Records from a data source:

--- --- ---

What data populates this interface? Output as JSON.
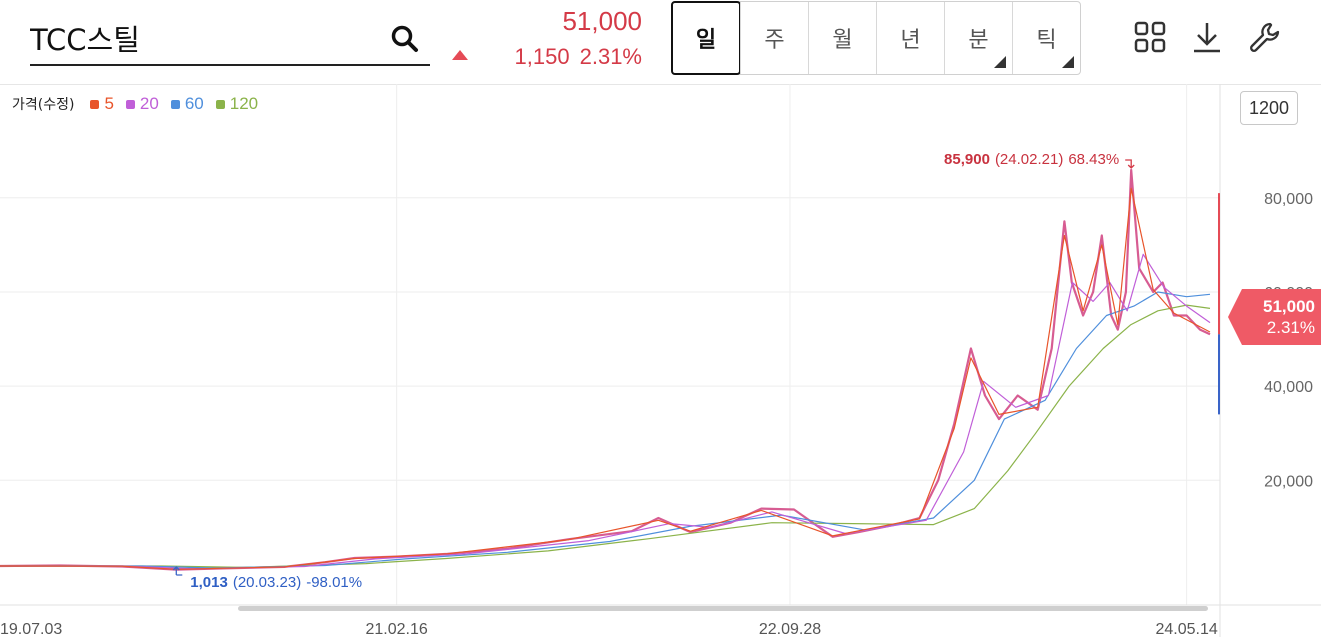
{
  "search": {
    "value": "TCC스틸"
  },
  "quote": {
    "price": "51,000",
    "change": "1,150",
    "change_pct": "2.31%"
  },
  "periods": [
    {
      "label": "일",
      "active": true,
      "has_submenu": false
    },
    {
      "label": "주",
      "active": false,
      "has_submenu": false
    },
    {
      "label": "월",
      "active": false,
      "has_submenu": false
    },
    {
      "label": "년",
      "active": false,
      "has_submenu": false
    },
    {
      "label": "분",
      "active": false,
      "has_submenu": true
    },
    {
      "label": "틱",
      "active": false,
      "has_submenu": true
    }
  ],
  "tools": [
    {
      "name": "layout-grid-icon"
    },
    {
      "name": "download-icon"
    },
    {
      "name": "wrench-icon"
    }
  ],
  "legend": {
    "label": "가격(수정)",
    "items": [
      {
        "label": "5",
        "color": "#e8542a"
      },
      {
        "label": "20",
        "color": "#c05fd8"
      },
      {
        "label": "60",
        "color": "#4f8fdc"
      },
      {
        "label": "120",
        "color": "#8bb34a"
      }
    ]
  },
  "count_button": "1200",
  "price_tag": {
    "price": "51,000",
    "pct": "2.31%"
  },
  "colors": {
    "up": "#e54b56",
    "down": "#3a64c8",
    "grid": "#eeeeee"
  },
  "chart_data": {
    "type": "line",
    "title": "",
    "x_ticks": [
      "19.07.03",
      "21.02.16",
      "22.09.28",
      "24.05.14"
    ],
    "x_range": [
      "2019-07-03",
      "2024-06-18"
    ],
    "y_ticks": [
      20000,
      40000,
      60000,
      80000
    ],
    "y_tick_labels": [
      "20,000",
      "40,000",
      "60,000",
      "80,000"
    ],
    "ylim": [
      0,
      95000
    ],
    "grid": true,
    "legend_position": "top-left",
    "high_marker": {
      "value": "85,900",
      "date_label": "(24.02.21)",
      "pct": "68.43%",
      "date": "2024-02-21",
      "y": 85900
    },
    "low_marker": {
      "value": "1,013",
      "date_label": "(20.03.23)",
      "pct": "-98.01%",
      "date": "2020-03-23",
      "y": 1013
    },
    "series": [
      {
        "name": "가격(수정)",
        "color": "#d34a86",
        "points": [
          [
            "2019-07-03",
            1800
          ],
          [
            "2019-10-01",
            1900
          ],
          [
            "2020-01-02",
            1700
          ],
          [
            "2020-03-23",
            1013
          ],
          [
            "2020-06-01",
            1300
          ],
          [
            "2020-09-01",
            1600
          ],
          [
            "2020-11-01",
            2600
          ],
          [
            "2020-12-15",
            3500
          ],
          [
            "2021-02-16",
            3800
          ],
          [
            "2021-05-03",
            4400
          ],
          [
            "2021-08-02",
            5500
          ],
          [
            "2021-11-01",
            7500
          ],
          [
            "2022-02-03",
            9200
          ],
          [
            "2022-03-15",
            12000
          ],
          [
            "2022-05-02",
            9000
          ],
          [
            "2022-07-01",
            11000
          ],
          [
            "2022-08-16",
            14000
          ],
          [
            "2022-10-04",
            13800
          ],
          [
            "2022-12-01",
            8000
          ],
          [
            "2023-01-09",
            9000
          ],
          [
            "2023-03-02",
            10500
          ],
          [
            "2023-04-10",
            12000
          ],
          [
            "2023-05-08",
            20000
          ],
          [
            "2023-06-01",
            32000
          ],
          [
            "2023-06-26",
            48000
          ],
          [
            "2023-07-17",
            38000
          ],
          [
            "2023-08-07",
            33000
          ],
          [
            "2023-09-04",
            38000
          ],
          [
            "2023-10-04",
            35000
          ],
          [
            "2023-10-25",
            48000
          ],
          [
            "2023-11-13",
            75000
          ],
          [
            "2023-11-24",
            62000
          ],
          [
            "2023-12-11",
            55000
          ],
          [
            "2023-12-26",
            60000
          ],
          [
            "2024-01-08",
            72000
          ],
          [
            "2024-01-22",
            55000
          ],
          [
            "2024-02-01",
            52000
          ],
          [
            "2024-02-13",
            60000
          ],
          [
            "2024-02-21",
            85900
          ],
          [
            "2024-03-04",
            65000
          ],
          [
            "2024-03-25",
            60000
          ],
          [
            "2024-04-08",
            62000
          ],
          [
            "2024-04-25",
            55000
          ],
          [
            "2024-05-14",
            55000
          ],
          [
            "2024-06-03",
            52000
          ],
          [
            "2024-06-18",
            51000
          ]
        ]
      },
      {
        "name": "5",
        "color": "#e8542a",
        "points": [
          [
            "2019-07-03",
            1800
          ],
          [
            "2020-01-02",
            1750
          ],
          [
            "2020-03-23",
            1100
          ],
          [
            "2020-09-01",
            1600
          ],
          [
            "2020-12-15",
            3400
          ],
          [
            "2021-05-03",
            4400
          ],
          [
            "2021-11-01",
            7400
          ],
          [
            "2022-03-15",
            11500
          ],
          [
            "2022-05-02",
            9200
          ],
          [
            "2022-08-16",
            13600
          ],
          [
            "2022-12-01",
            8200
          ],
          [
            "2023-04-10",
            11800
          ],
          [
            "2023-06-01",
            31000
          ],
          [
            "2023-06-26",
            46000
          ],
          [
            "2023-08-07",
            34000
          ],
          [
            "2023-10-04",
            35500
          ],
          [
            "2023-11-13",
            72000
          ],
          [
            "2023-12-11",
            56000
          ],
          [
            "2024-01-08",
            70000
          ],
          [
            "2024-02-01",
            53000
          ],
          [
            "2024-02-21",
            82000
          ],
          [
            "2024-03-25",
            60500
          ],
          [
            "2024-04-25",
            55500
          ],
          [
            "2024-06-18",
            51500
          ]
        ]
      },
      {
        "name": "20",
        "color": "#c05fd8",
        "points": [
          [
            "2019-07-03",
            1800
          ],
          [
            "2020-01-02",
            1800
          ],
          [
            "2020-04-20",
            1200
          ],
          [
            "2020-10-01",
            1700
          ],
          [
            "2021-01-15",
            3300
          ],
          [
            "2021-06-01",
            4400
          ],
          [
            "2021-12-01",
            7200
          ],
          [
            "2022-04-01",
            10800
          ],
          [
            "2022-06-01",
            10000
          ],
          [
            "2022-09-01",
            13300
          ],
          [
            "2022-12-20",
            8700
          ],
          [
            "2023-04-20",
            11500
          ],
          [
            "2023-06-15",
            26000
          ],
          [
            "2023-07-15",
            41000
          ],
          [
            "2023-09-01",
            35500
          ],
          [
            "2023-10-20",
            38000
          ],
          [
            "2023-11-25",
            62000
          ],
          [
            "2023-12-26",
            58000
          ],
          [
            "2024-01-20",
            62000
          ],
          [
            "2024-02-15",
            56000
          ],
          [
            "2024-03-10",
            68000
          ],
          [
            "2024-04-10",
            61000
          ],
          [
            "2024-05-14",
            57000
          ],
          [
            "2024-06-18",
            53500
          ]
        ]
      },
      {
        "name": "60",
        "color": "#4f8fdc",
        "points": [
          [
            "2019-07-03",
            1800
          ],
          [
            "2020-02-01",
            1800
          ],
          [
            "2020-05-20",
            1350
          ],
          [
            "2020-11-01",
            1900
          ],
          [
            "2021-03-01",
            3300
          ],
          [
            "2021-08-01",
            4700
          ],
          [
            "2022-01-01",
            7000
          ],
          [
            "2022-05-01",
            10200
          ],
          [
            "2022-09-15",
            12600
          ],
          [
            "2023-01-20",
            9400
          ],
          [
            "2023-05-01",
            12000
          ],
          [
            "2023-07-01",
            20000
          ],
          [
            "2023-08-15",
            33000
          ],
          [
            "2023-10-15",
            37000
          ],
          [
            "2023-12-01",
            48000
          ],
          [
            "2024-01-15",
            55000
          ],
          [
            "2024-02-25",
            57000
          ],
          [
            "2024-04-01",
            60000
          ],
          [
            "2024-05-14",
            59000
          ],
          [
            "2024-06-18",
            59500
          ]
        ]
      },
      {
        "name": "120",
        "color": "#8bb34a",
        "points": [
          [
            "2019-07-03",
            1800
          ],
          [
            "2020-03-01",
            1800
          ],
          [
            "2020-07-01",
            1500
          ],
          [
            "2021-01-01",
            2300
          ],
          [
            "2021-05-01",
            3400
          ],
          [
            "2021-10-01",
            5000
          ],
          [
            "2022-03-01",
            7600
          ],
          [
            "2022-09-01",
            11000
          ],
          [
            "2023-01-01",
            10800
          ],
          [
            "2023-05-01",
            10600
          ],
          [
            "2023-07-01",
            14000
          ],
          [
            "2023-08-20",
            22000
          ],
          [
            "2023-10-01",
            30000
          ],
          [
            "2023-11-20",
            40000
          ],
          [
            "2024-01-10",
            48000
          ],
          [
            "2024-02-20",
            53000
          ],
          [
            "2024-04-01",
            56000
          ],
          [
            "2024-05-14",
            57200
          ],
          [
            "2024-06-18",
            56500
          ]
        ]
      }
    ]
  }
}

--- --- ---

Challenge:
Return only those lines of the records that contain the string "name".

Correct result:
      "name": "layout-grid-icon"
      "name": "download-icon"
      "name": "wrench-icon"
        "name": "가격(수정)",
        "name": "5",
        "name": "20",
        "name": "60",
        "name": "120",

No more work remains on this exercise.